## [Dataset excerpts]
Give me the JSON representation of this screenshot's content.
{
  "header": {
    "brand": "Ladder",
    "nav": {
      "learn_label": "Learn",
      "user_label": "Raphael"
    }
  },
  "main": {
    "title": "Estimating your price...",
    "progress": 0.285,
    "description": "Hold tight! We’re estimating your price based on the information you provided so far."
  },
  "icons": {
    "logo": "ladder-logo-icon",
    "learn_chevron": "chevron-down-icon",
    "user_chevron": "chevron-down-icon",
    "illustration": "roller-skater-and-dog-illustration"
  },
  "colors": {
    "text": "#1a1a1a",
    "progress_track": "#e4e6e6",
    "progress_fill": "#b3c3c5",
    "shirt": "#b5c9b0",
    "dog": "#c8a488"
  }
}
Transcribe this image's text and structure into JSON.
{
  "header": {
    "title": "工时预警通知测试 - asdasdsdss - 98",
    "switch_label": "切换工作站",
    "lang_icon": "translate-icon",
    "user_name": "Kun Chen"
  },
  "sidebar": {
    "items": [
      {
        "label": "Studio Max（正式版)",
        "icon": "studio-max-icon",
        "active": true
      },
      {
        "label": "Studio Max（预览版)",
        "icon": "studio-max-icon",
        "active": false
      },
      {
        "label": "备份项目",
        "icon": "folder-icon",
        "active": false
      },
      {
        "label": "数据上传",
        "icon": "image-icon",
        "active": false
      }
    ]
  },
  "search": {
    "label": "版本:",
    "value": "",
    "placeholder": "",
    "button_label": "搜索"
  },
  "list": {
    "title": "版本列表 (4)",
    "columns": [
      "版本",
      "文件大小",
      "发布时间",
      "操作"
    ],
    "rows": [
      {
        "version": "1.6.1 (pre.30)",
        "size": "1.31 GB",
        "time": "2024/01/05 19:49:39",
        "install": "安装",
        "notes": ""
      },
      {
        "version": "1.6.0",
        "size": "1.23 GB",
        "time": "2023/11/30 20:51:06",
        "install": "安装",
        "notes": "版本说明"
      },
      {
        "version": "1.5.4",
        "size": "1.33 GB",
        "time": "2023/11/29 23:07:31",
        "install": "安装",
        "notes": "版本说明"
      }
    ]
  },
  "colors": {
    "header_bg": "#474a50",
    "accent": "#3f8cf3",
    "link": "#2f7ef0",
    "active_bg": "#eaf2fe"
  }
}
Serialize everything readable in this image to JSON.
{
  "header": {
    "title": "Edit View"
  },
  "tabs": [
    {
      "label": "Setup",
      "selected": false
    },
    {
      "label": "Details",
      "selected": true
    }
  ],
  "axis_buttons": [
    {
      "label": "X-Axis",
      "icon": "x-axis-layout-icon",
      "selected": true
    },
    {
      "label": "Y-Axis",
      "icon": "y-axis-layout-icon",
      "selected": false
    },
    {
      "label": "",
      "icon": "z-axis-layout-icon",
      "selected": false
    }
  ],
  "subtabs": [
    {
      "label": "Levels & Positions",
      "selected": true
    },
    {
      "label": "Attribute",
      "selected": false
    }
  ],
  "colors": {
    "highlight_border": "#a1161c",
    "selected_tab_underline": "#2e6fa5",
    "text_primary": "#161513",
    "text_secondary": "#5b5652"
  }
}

## [Written exercise]
Which lines hold the word "JSON"? Return all of them from the records above.

## [Output]
Give me the JSON representation of this screenshot's content.
Transcribe this image's text and structure into JSON.
Serialize everything readable in this image to JSON.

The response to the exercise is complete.